## [Article]
# 1969 gto judge restoration



## chris69judge (Jan 5, 2017)

hey just bought a 1969 gto judge documented and numbers matching off a family friend. car is in need of restoration with the ugliest areas being the rear quarters, rain gutters and trunk lid filler piece im located in massachusetts and was wondering if anyone knows any reliable resto shops or anyone i could get some insight from in my area currently i have the car stripped with the body ready to come off for media blasting


----------



## chris69judge (Jan 5, 2017)

more pics


----------



## chris69judge (Jan 5, 2017)

some more pics


----------



## 1968gto421 (Mar 28, 2014)

I assume you already know of the wonderful Pontiac supplier in Spotford, NH, _Ames Performance_. Not only do they have body and mechanical parts, but I've found they have a very knowledgeable tech dept. 

Here's a link: 
Ames Performance Engineering, Classic GTO Parts, Firebird Parts, and Full Size Pontiac restoration parts.

Being up in your area, they may have a listing of reputable shops.

Great find on your discovery of a real _Judge_! You have your work cut out for you but it will all be worth it. Best of luck.


----------



## greenjudge69 (Mar 8, 2015)

I'm in the middle of exactly what you are beginning. My judge was in similar condition so I feel your pain. Lol. If you need any help or advice concerning which company to buy your sheet metal from, I can let u know what we went through, both good and bad. Just let me know. There are plenty of knowledgeable and helpful people on this forum. Good luck with your restoration.


----------



## PontiacJim (Dec 29, 2012)

Like the color, nice purchase.

## [Exercise goal]
Edit the forum thread from "## greenjudge69 (Mar" to "with your restoration." so that "sheet metal" becomes "body panels". Rely on the forum thread alone.

## [Data rows]
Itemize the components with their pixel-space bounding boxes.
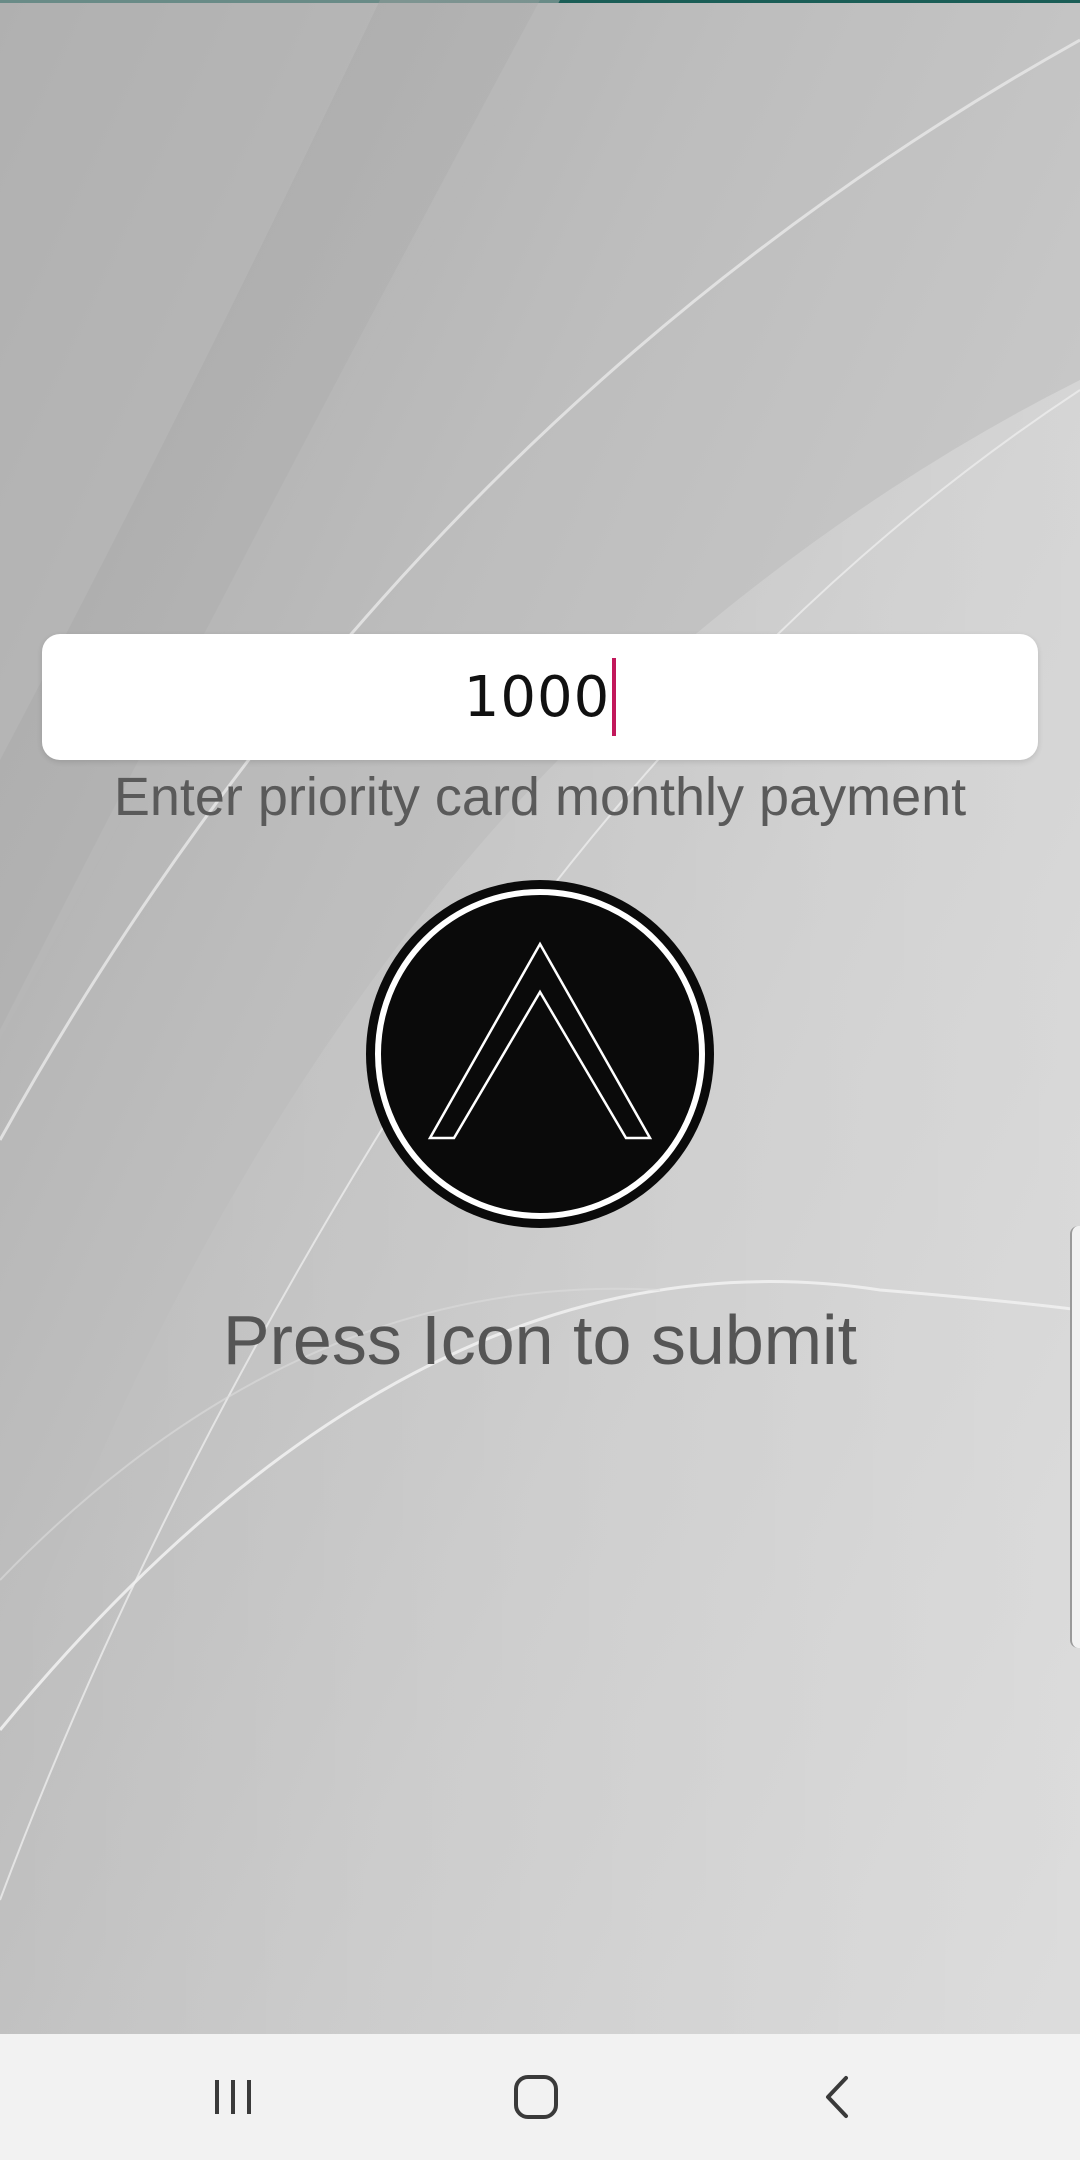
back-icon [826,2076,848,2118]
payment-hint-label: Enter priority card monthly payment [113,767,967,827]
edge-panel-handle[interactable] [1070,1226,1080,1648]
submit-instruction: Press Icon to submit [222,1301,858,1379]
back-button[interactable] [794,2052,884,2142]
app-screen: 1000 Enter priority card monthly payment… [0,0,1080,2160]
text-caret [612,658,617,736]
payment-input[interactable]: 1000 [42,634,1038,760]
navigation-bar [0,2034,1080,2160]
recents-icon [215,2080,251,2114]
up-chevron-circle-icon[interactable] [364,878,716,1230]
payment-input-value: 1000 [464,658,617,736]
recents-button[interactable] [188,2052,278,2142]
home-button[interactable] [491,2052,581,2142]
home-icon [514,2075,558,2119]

## [Output of the task]
## greenjudge69 (Mar 8, 2015)

I'm in the middle of exactly what you are beginning. My judge was in similar condition so I feel your pain. Lol. If you need any help or advice concerning which company to buy your body panels from, I can let u know what we went through, both good and bad. Just let me know. There are plenty of knowledgeable and helpful people on this forum. Good luck with your restoration.